Every entry below must appear again, exactly as written.
═══ DATA RECORDS ═══
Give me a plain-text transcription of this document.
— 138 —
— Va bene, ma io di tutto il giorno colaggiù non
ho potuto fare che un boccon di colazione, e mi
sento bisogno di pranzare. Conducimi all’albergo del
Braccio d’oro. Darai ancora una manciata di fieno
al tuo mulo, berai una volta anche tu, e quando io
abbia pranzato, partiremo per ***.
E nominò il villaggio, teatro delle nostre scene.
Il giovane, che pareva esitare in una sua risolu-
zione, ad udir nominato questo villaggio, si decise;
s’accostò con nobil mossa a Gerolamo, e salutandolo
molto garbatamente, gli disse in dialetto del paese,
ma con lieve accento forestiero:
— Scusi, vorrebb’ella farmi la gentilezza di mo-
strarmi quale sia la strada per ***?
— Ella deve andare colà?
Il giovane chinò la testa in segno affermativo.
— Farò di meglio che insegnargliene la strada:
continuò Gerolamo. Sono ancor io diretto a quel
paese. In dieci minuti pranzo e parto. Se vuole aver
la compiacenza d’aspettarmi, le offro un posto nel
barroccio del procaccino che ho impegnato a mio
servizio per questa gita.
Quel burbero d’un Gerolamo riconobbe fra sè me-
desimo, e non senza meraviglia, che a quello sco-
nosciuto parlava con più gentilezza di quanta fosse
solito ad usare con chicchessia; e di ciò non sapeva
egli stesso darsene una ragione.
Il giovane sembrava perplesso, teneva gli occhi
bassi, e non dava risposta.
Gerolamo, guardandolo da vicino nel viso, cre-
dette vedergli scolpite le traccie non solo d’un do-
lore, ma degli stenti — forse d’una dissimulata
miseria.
═══
SOLUTION TO THIS PROBLEM —
Give me a plain-text transcription of this document.
— 138 —
— Va bene, ma io di tutto il giorno colaggiù non
ho potuto fare che un boccon di colazione, e mi
sento bisogno di pranzare. Conducimi all’albergo del
Braccio d’oro. Darai ancora una manciata di fieno
al tuo mulo, berai una volta anche tu, e quando io
abbia pranzato, partiremo per ***.
E nominò il villaggio, teatro delle nostre scene.
Il giovane, che pareva esitare in una sua risolu-
zione, ad udir nominato questo villaggio, si decise;
s’accostò con nobil mossa a Gerolamo, e salutandolo
molto garbatamente, gli disse in dialetto del paese,
ma con lieve accento forestiero:
— Scusi, vorrebb’ella farmi la gentilezza di mo-
strarmi quale sia la strada per ***?
— Ella deve andare colà?
Il giovane chinò la testa in segno affermativo.
— Farò di meglio che insegnargliene la strada:
continuò Gerolamo. Sono ancor io diretto a quel
paese. In dieci minuti pranzo e parto. Se vuole aver
la compiacenza d’aspettarmi, le offro un posto nel
barroccio del procaccino che ho impegnato a mio
servizio per questa gita.
Quel burbero d’un Gerolamo riconobbe fra sè me-
desimo, e non senza meraviglia, che a quello sco-
nosciuto parlava con più gentilezza di quanta fosse
solito ad usare con chicchessia; e di ciò non sapeva
egli stesso darsene una ragione.
Il giovane sembrava perplesso, teneva gli occhi
bassi, e non dava risposta.
Gerolamo, guardandolo da vicino nel viso, cre-
dette vedergli scolpite le traccie non solo d’un do-
lore, ma degli stenti — forse d’una dissimulata
miseria.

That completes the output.